(Data for this exercise):

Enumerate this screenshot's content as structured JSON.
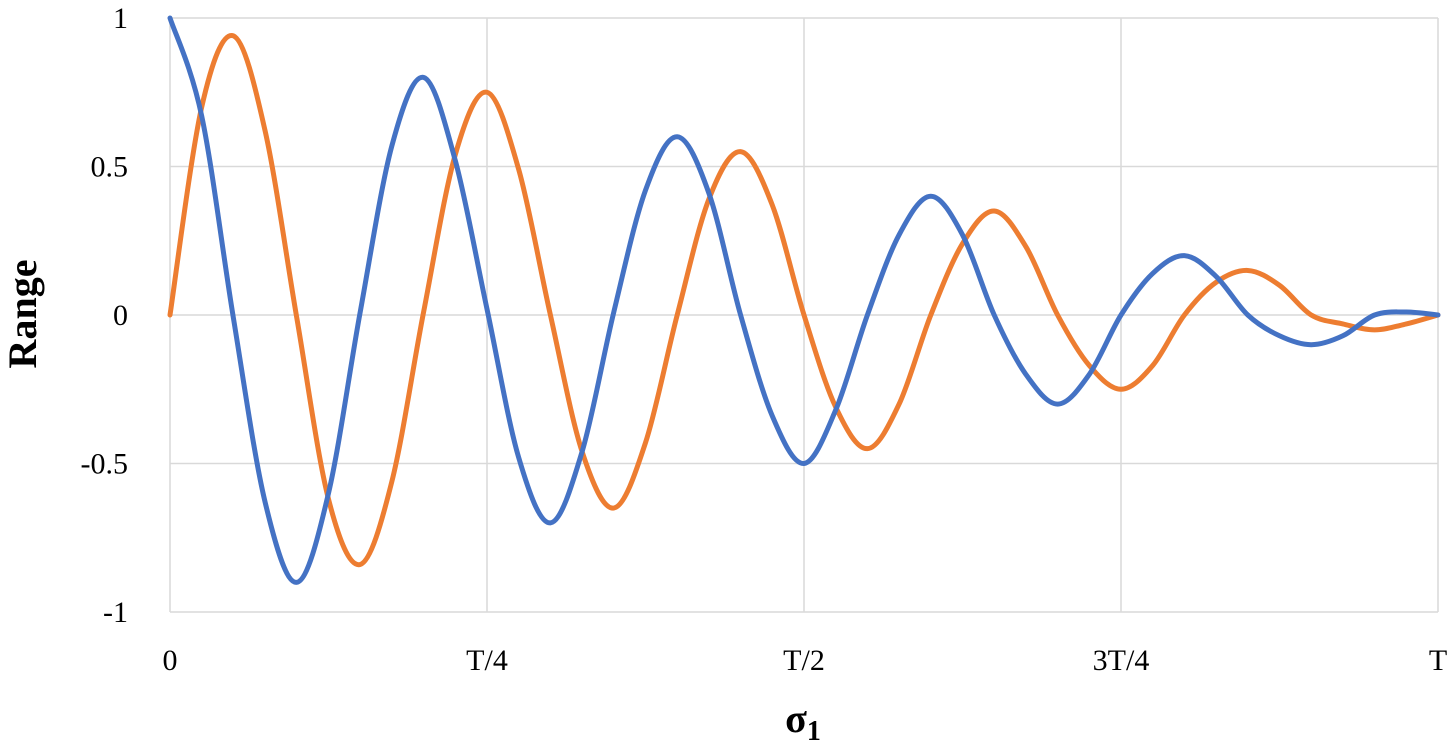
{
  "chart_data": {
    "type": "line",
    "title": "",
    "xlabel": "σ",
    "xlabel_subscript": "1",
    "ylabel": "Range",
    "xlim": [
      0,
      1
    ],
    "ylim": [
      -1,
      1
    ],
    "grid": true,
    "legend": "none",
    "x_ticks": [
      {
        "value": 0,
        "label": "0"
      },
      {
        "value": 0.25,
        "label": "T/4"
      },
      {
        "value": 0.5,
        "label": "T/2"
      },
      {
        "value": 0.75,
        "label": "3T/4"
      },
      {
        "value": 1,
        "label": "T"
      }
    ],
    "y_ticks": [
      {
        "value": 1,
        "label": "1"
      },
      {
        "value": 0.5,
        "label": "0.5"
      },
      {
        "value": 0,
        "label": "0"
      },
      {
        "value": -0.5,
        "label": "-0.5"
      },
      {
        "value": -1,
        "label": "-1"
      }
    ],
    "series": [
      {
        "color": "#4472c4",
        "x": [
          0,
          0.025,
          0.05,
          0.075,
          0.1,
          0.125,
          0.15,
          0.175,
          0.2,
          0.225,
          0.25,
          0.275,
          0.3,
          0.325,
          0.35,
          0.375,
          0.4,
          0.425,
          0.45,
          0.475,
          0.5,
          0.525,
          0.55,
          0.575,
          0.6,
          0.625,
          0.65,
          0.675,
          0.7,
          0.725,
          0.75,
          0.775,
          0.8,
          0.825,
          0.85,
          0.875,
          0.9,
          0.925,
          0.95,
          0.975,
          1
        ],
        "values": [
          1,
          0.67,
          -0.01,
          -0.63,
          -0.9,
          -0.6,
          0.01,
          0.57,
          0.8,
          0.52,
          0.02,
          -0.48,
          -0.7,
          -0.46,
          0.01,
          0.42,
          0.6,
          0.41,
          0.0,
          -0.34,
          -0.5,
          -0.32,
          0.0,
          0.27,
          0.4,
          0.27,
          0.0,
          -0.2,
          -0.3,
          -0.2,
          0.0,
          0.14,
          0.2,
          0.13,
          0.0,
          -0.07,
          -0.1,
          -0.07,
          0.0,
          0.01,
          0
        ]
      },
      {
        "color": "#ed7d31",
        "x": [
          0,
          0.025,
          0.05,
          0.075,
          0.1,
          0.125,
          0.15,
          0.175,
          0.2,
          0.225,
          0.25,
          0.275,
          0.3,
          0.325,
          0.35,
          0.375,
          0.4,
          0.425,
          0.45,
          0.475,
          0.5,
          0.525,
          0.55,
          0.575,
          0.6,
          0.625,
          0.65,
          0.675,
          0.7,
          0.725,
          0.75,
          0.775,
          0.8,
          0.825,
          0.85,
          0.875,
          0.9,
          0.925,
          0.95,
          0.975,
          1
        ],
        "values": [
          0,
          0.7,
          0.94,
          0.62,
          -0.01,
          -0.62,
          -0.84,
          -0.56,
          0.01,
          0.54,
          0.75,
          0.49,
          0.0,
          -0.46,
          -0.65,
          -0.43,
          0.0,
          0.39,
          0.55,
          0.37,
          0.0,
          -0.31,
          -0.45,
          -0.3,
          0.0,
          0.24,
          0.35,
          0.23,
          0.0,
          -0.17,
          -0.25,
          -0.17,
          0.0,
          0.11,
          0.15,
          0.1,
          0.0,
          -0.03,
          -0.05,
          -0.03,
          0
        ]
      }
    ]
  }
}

(Stated problem):
Would you return the data exactly as written, without the pictures?

(Expected output):
Enumerate this screenshot's content as structured JSON.
{
  "chart_data": {
    "type": "line",
    "title": "",
    "xlabel": "σ",
    "xlabel_subscript": "1",
    "ylabel": "Range",
    "xlim": [
      0,
      1
    ],
    "ylim": [
      -1,
      1
    ],
    "grid": true,
    "legend": "none",
    "x_ticks": [
      {
        "value": 0,
        "label": "0"
      },
      {
        "value": 0.25,
        "label": "T/4"
      },
      {
        "value": 0.5,
        "label": "T/2"
      },
      {
        "value": 0.75,
        "label": "3T/4"
      },
      {
        "value": 1,
        "label": "T"
      }
    ],
    "y_ticks": [
      {
        "value": 1,
        "label": "1"
      },
      {
        "value": 0.5,
        "label": "0.5"
      },
      {
        "value": 0,
        "label": "0"
      },
      {
        "value": -0.5,
        "label": "-0.5"
      },
      {
        "value": -1,
        "label": "-1"
      }
    ],
    "series": [
      {
        "color": "#4472c4",
        "x": [
          0,
          0.025,
          0.05,
          0.075,
          0.1,
          0.125,
          0.15,
          0.175,
          0.2,
          0.225,
          0.25,
          0.275,
          0.3,
          0.325,
          0.35,
          0.375,
          0.4,
          0.425,
          0.45,
          0.475,
          0.5,
          0.525,
          0.55,
          0.575,
          0.6,
          0.625,
          0.65,
          0.675,
          0.7,
          0.725,
          0.75,
          0.775,
          0.8,
          0.825,
          0.85,
          0.875,
          0.9,
          0.925,
          0.95,
          0.975,
          1
        ],
        "values": [
          1,
          0.67,
          -0.01,
          -0.63,
          -0.9,
          -0.6,
          0.01,
          0.57,
          0.8,
          0.52,
          0.02,
          -0.48,
          -0.7,
          -0.46,
          0.01,
          0.42,
          0.6,
          0.41,
          0.0,
          -0.34,
          -0.5,
          -0.32,
          0.0,
          0.27,
          0.4,
          0.27,
          0.0,
          -0.2,
          -0.3,
          -0.2,
          0.0,
          0.14,
          0.2,
          0.13,
          0.0,
          -0.07,
          -0.1,
          -0.07,
          0.0,
          0.01,
          0
        ]
      },
      {
        "color": "#ed7d31",
        "x": [
          0,
          0.025,
          0.05,
          0.075,
          0.1,
          0.125,
          0.15,
          0.175,
          0.2,
          0.225,
          0.25,
          0.275,
          0.3,
          0.325,
          0.35,
          0.375,
          0.4,
          0.425,
          0.45,
          0.475,
          0.5,
          0.525,
          0.55,
          0.575,
          0.6,
          0.625,
          0.65,
          0.675,
          0.7,
          0.725,
          0.75,
          0.775,
          0.8,
          0.825,
          0.85,
          0.875,
          0.9,
          0.925,
          0.95,
          0.975,
          1
        ],
        "values": [
          0,
          0.7,
          0.94,
          0.62,
          -0.01,
          -0.62,
          -0.84,
          -0.56,
          0.01,
          0.54,
          0.75,
          0.49,
          0.0,
          -0.46,
          -0.65,
          -0.43,
          0.0,
          0.39,
          0.55,
          0.37,
          0.0,
          -0.31,
          -0.45,
          -0.3,
          0.0,
          0.24,
          0.35,
          0.23,
          0.0,
          -0.17,
          -0.25,
          -0.17,
          0.0,
          0.11,
          0.15,
          0.1,
          0.0,
          -0.03,
          -0.05,
          -0.03,
          0
        ]
      }
    ]
  }
}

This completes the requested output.